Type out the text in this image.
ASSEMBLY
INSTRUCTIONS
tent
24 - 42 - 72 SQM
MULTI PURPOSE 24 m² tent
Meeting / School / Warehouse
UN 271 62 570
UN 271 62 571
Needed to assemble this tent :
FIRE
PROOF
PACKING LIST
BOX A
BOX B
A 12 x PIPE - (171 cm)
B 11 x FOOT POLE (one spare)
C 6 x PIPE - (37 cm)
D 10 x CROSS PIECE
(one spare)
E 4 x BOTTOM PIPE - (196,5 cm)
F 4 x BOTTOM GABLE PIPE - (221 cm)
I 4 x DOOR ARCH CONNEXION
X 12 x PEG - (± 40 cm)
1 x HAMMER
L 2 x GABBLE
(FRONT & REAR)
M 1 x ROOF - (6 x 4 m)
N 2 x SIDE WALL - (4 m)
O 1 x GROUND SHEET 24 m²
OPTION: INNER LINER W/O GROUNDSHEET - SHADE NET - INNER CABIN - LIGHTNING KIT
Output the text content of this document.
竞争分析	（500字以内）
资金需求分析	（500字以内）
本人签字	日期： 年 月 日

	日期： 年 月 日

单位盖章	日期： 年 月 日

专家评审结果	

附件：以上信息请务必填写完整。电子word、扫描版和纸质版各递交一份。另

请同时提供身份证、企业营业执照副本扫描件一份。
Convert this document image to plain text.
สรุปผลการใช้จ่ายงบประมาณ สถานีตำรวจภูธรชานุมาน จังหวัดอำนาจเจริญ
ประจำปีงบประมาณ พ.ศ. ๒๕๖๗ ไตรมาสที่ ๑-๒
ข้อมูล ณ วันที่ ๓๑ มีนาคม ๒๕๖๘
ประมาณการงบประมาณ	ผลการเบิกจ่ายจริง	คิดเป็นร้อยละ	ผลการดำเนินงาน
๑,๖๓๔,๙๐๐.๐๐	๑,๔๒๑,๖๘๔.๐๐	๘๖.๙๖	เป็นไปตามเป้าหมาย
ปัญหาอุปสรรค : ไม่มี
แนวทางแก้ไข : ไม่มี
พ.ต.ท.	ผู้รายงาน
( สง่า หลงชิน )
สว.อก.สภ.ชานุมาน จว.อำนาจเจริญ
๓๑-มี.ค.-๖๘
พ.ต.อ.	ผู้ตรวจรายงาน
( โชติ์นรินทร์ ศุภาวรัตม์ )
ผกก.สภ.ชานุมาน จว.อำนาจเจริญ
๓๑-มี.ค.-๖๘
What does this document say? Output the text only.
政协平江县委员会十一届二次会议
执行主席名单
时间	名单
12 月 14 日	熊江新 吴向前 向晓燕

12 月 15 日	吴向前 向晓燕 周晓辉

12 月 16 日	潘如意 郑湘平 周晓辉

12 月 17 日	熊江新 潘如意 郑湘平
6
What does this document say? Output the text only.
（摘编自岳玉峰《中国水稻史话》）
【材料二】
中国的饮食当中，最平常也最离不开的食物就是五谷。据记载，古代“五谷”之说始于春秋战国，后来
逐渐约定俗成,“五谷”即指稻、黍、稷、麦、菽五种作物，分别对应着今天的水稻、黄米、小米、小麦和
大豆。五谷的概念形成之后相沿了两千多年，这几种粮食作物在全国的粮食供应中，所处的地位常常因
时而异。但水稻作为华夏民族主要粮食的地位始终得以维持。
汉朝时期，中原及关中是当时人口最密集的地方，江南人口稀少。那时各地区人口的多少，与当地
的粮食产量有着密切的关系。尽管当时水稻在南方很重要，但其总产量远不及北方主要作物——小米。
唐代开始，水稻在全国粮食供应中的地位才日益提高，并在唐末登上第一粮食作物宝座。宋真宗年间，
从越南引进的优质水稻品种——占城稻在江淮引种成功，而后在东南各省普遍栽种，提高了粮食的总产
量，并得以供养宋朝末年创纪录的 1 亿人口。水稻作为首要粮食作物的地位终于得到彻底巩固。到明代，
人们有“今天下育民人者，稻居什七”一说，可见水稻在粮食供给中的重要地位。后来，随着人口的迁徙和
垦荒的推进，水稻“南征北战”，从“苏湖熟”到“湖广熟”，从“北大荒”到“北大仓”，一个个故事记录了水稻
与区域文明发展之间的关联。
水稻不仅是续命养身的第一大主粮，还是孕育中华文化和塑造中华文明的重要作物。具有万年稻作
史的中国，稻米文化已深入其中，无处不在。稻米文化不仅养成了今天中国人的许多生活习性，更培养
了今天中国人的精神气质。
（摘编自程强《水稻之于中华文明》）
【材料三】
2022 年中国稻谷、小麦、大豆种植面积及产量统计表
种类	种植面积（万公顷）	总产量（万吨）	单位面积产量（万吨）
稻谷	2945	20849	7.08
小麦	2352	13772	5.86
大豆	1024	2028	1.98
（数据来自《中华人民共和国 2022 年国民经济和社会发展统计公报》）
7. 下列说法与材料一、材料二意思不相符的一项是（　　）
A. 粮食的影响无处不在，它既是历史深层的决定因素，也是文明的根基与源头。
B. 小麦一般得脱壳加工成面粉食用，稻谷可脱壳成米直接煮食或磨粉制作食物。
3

* What this task involves
Send back every record, precisely as written.

* Solution
Type out the text in this image.
ASSEMBLY
INSTRUCTIONS
tent
24 - 42 - 72 SQM
MULTI PURPOSE 24 m² tent
Meeting / School / Warehouse
UN 271 62 570
UN 271 62 571
Needed to assemble this tent :
FIRE
PROOF
PACKING LIST
BOX A
BOX B
A 12 x PIPE - (171 cm)
B 11 x FOOT POLE (one spare)
C 6 x PIPE - (37 cm)
D 10 x CROSS PIECE
(one spare)
E 4 x BOTTOM PIPE - (196,5 cm)
F 4 x BOTTOM GABLE PIPE - (221 cm)
I 4 x DOOR ARCH CONNEXION
X 12 x PEG - (± 40 cm)
1 x HAMMER
L 2 x GABBLE
(FRONT & REAR)
M 1 x ROOF - (6 x 4 m)
N 2 x SIDE WALL - (4 m)
O 1 x GROUND SHEET 24 m²
OPTION: INNER LINER W/O GROUNDSHEET - SHADE NET - INNER CABIN - LIGHTNING KIT
Output the text content of this document.
竞争分析	（500字以内）
资金需求分析	（500字以内）
本人签字	日期： 年 月 日

	日期： 年 月 日

单位盖章	日期： 年 月 日

专家评审结果	

附件：以上信息请务必填写完整。电子word、扫描版和纸质版各递交一份。另

请同时提供身份证、企业营业执照副本扫描件一份。
Convert this document image to plain text.
สรุปผลการใช้จ่ายงบประมาณ สถานีตำรวจภูธรชานุมาน จังหวัดอำนาจเจริญ
ประจำปีงบประมาณ พ.ศ. ๒๕๖๗ ไตรมาสที่ ๑-๒
ข้อมูล ณ วันที่ ๓๑ มีนาคม ๒๕๖๘
ประมาณการงบประมาณ	ผลการเบิกจ่ายจริง	คิดเป็นร้อยละ	ผลการดำเนินงาน
๑,๖๓๔,๙๐๐.๐๐	๑,๔๒๑,๖๘๔.๐๐	๘๖.๙๖	เป็นไปตามเป้าหมาย
ปัญหาอุปสรรค : ไม่มี
แนวทางแก้ไข : ไม่มี
พ.ต.ท.	ผู้รายงาน
( สง่า หลงชิน )
สว.อก.สภ.ชานุมาน จว.อำนาจเจริญ
๓๑-มี.ค.-๖๘
พ.ต.อ.	ผู้ตรวจรายงาน
( โชติ์นรินทร์ ศุภาวรัตม์ )
ผกก.สภ.ชานุมาน จว.อำนาจเจริญ
๓๑-มี.ค.-๖๘
What does this document say? Output the text only.
政协平江县委员会十一届二次会议
执行主席名单
时间	名单
12 月 14 日	熊江新 吴向前 向晓燕

12 月 15 日	吴向前 向晓燕 周晓辉

12 月 16 日	潘如意 郑湘平 周晓辉

12 月 17 日	熊江新 潘如意 郑湘平
6
What does this document say? Output the text only.
（摘编自岳玉峰《中国水稻史话》）
【材料二】
中国的饮食当中，最平常也最离不开的食物就是五谷。据记载，古代“五谷”之说始于春秋战国，后来
逐渐约定俗成,“五谷”即指稻、黍、稷、麦、菽五种作物，分别对应着今天的水稻、黄米、小米、小麦和
大豆。五谷的概念形成之后相沿了两千多年，这几种粮食作物在全国的粮食供应中，所处的地位常常因
时而异。但水稻作为华夏民族主要粮食的地位始终得以维持。
汉朝时期，中原及关中是当时人口最密集的地方，江南人口稀少。那时各地区人口的多少，与当地
的粮食产量有着密切的关系。尽管当时水稻在南方很重要，但其总产量远不及北方主要作物——小米。
唐代开始，水稻在全国粮食供应中的地位才日益提高，并在唐末登上第一粮食作物宝座。宋真宗年间，
从越南引进的优质水稻品种——占城稻在江淮引种成功，而后在东南各省普遍栽种，提高了粮食的总产
量，并得以供养宋朝末年创纪录的 1 亿人口。水稻作为首要粮食作物的地位终于得到彻底巩固。到明代，
人们有“今天下育民人者，稻居什七”一说，可见水稻在粮食供给中的重要地位。后来，随着人口的迁徙和
垦荒的推进，水稻“南征北战”，从“苏湖熟”到“湖广熟”，从“北大荒”到“北大仓”，一个个故事记录了水稻
与区域文明发展之间的关联。
水稻不仅是续命养身的第一大主粮，还是孕育中华文化和塑造中华文明的重要作物。具有万年稻作
史的中国，稻米文化已深入其中，无处不在。稻米文化不仅养成了今天中国人的许多生活习性，更培养
了今天中国人的精神气质。
（摘编自程强《水稻之于中华文明》）
【材料三】
2022 年中国稻谷、小麦、大豆种植面积及产量统计表
种类	种植面积（万公顷）	总产量（万吨）	单位面积产量（万吨）
稻谷	2945	20849	7.08
小麦	2352	13772	5.86
大豆	1024	2028	1.98
（数据来自《中华人民共和国 2022 年国民经济和社会发展统计公报》）
7. 下列说法与材料一、材料二意思不相符的一项是（　　）
A. 粮食的影响无处不在，它既是历史深层的决定因素，也是文明的根基与源头。
B. 小麦一般得脱壳加工成面粉食用，稻谷可脱壳成米直接煮食或磨粉制作食物。
3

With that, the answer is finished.